§ **Directive**
Reproduce each record below exactly as written.

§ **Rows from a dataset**
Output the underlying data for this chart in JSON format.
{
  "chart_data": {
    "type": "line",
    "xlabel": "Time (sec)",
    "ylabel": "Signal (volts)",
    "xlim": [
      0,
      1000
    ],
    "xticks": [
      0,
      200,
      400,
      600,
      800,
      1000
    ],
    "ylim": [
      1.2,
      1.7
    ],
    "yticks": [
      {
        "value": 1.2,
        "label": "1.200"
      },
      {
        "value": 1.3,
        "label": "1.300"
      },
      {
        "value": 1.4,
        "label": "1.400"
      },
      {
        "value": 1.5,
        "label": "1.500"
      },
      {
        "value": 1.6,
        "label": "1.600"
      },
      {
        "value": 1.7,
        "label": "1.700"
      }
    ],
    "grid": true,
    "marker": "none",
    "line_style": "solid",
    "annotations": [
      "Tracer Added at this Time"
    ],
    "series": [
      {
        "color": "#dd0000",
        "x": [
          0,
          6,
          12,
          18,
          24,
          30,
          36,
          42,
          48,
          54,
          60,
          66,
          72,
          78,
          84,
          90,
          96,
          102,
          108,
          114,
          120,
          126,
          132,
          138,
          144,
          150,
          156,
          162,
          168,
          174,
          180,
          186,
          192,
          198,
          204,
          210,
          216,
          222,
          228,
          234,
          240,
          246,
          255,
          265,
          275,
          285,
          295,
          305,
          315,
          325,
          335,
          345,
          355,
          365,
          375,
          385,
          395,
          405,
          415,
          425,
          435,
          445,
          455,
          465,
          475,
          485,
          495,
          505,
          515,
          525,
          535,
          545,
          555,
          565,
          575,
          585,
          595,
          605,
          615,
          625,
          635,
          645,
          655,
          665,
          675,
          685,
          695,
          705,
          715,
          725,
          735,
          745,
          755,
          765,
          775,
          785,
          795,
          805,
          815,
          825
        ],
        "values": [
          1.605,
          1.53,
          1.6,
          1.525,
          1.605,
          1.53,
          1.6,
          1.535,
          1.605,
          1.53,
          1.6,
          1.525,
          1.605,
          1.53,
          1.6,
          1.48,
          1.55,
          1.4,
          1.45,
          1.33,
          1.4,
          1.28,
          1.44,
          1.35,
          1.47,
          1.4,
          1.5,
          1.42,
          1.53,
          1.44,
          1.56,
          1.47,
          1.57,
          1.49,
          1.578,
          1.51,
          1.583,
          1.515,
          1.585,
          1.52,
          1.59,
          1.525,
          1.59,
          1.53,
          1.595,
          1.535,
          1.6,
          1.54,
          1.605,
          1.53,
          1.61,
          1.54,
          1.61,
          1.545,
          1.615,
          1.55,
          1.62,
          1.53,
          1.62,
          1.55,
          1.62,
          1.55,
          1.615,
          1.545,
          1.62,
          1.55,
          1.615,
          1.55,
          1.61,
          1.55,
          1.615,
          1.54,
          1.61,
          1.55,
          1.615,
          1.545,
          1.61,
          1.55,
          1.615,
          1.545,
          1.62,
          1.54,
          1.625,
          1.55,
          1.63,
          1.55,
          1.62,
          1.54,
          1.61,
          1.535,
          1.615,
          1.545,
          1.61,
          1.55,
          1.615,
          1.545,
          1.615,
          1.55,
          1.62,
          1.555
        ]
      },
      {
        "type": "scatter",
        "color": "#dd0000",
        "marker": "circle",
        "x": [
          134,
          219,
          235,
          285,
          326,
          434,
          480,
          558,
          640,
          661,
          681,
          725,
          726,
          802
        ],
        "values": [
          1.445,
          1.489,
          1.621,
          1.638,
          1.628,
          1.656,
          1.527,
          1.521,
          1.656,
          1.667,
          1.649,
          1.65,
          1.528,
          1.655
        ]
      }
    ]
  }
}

§ **Final result**
Output the underlying data for this chart in JSON format.
{
  "chart_data": {
    "type": "line",
    "xlabel": "Time (sec)",
    "ylabel": "Signal (volts)",
    "xlim": [
      0,
      1000
    ],
    "xticks": [
      0,
      200,
      400,
      600,
      800,
      1000
    ],
    "ylim": [
      1.2,
      1.7
    ],
    "yticks": [
      {
        "value": 1.2,
        "label": "1.200"
      },
      {
        "value": 1.3,
        "label": "1.300"
      },
      {
        "value": 1.4,
        "label": "1.400"
      },
      {
        "value": 1.5,
        "label": "1.500"
      },
      {
        "value": 1.6,
        "label": "1.600"
      },
      {
        "value": 1.7,
        "label": "1.700"
      }
    ],
    "grid": true,
    "marker": "none",
    "line_style": "solid",
    "annotations": [
      "Tracer Added at this Time"
    ],
    "series": [
      {
        "color": "#dd0000",
        "x": [
          0,
          6,
          12,
          18,
          24,
          30,
          36,
          42,
          48,
          54,
          60,
          66,
          72,
          78,
          84,
          90,
          96,
          102,
          108,
          114,
          120,
          126,
          132,
          138,
          144,
          150,
          156,
          162,
          168,
          174,
          180,
          186,
          192,
          198,
          204,
          210,
          216,
          222,
          228,
          234,
          240,
          246,
          255,
          265,
          275,
          285,
          295,
          305,
          315,
          325,
          335,
          345,
          355,
          365,
          375,
          385,
          395,
          405,
          415,
          425,
          435,
          445,
          455,
          465,
          475,
          485,
          495,
          505,
          515,
          525,
          535,
          545,
          555,
          565,
          575,
          585,
          595,
          605,
          615,
          625,
          635,
          645,
          655,
          665,
          675,
          685,
          695,
          705,
          715,
          725,
          735,
          745,
          755,
          765,
          775,
          785,
          795,
          805,
          815,
          825
        ],
        "values": [
          1.605,
          1.53,
          1.6,
          1.525,
          1.605,
          1.53,
          1.6,
          1.535,
          1.605,
          1.53,
          1.6,
          1.525,
          1.605,
          1.53,
          1.6,
          1.48,
          1.55,
          1.4,
          1.45,
          1.33,
          1.4,
          1.28,
          1.44,
          1.35,
          1.47,
          1.4,
          1.5,
          1.42,
          1.53,
          1.44,
          1.56,
          1.47,
          1.57,
          1.49,
          1.578,
          1.51,
          1.583,
          1.515,
          1.585,
          1.52,
          1.59,
          1.525,
          1.59,
          1.53,
          1.595,
          1.535,
          1.6,
          1.54,
          1.605,
          1.53,
          1.61,
          1.54,
          1.61,
          1.545,
          1.615,
          1.55,
          1.62,
          1.53,
          1.62,
          1.55,
          1.62,
          1.55,
          1.615,
          1.545,
          1.62,
          1.55,
          1.615,
          1.55,
          1.61,
          1.55,
          1.615,
          1.54,
          1.61,
          1.55,
          1.615,
          1.545,
          1.61,
          1.55,
          1.615,
          1.545,
          1.62,
          1.54,
          1.625,
          1.55,
          1.63,
          1.55,
          1.62,
          1.54,
          1.61,
          1.535,
          1.615,
          1.545,
          1.61,
          1.55,
          1.615,
          1.545,
          1.615,
          1.55,
          1.62,
          1.555
        ]
      },
      {
        "type": "scatter",
        "color": "#dd0000",
        "marker": "circle",
        "x": [
          134,
          219,
          235,
          285,
          326,
          434,
          480,
          558,
          640,
          661,
          681,
          725,
          726,
          802
        ],
        "values": [
          1.445,
          1.489,
          1.621,
          1.638,
          1.628,
          1.656,
          1.527,
          1.521,
          1.656,
          1.667,
          1.649,
          1.65,
          1.528,
          1.655
        ]
      }
    ]
  }
}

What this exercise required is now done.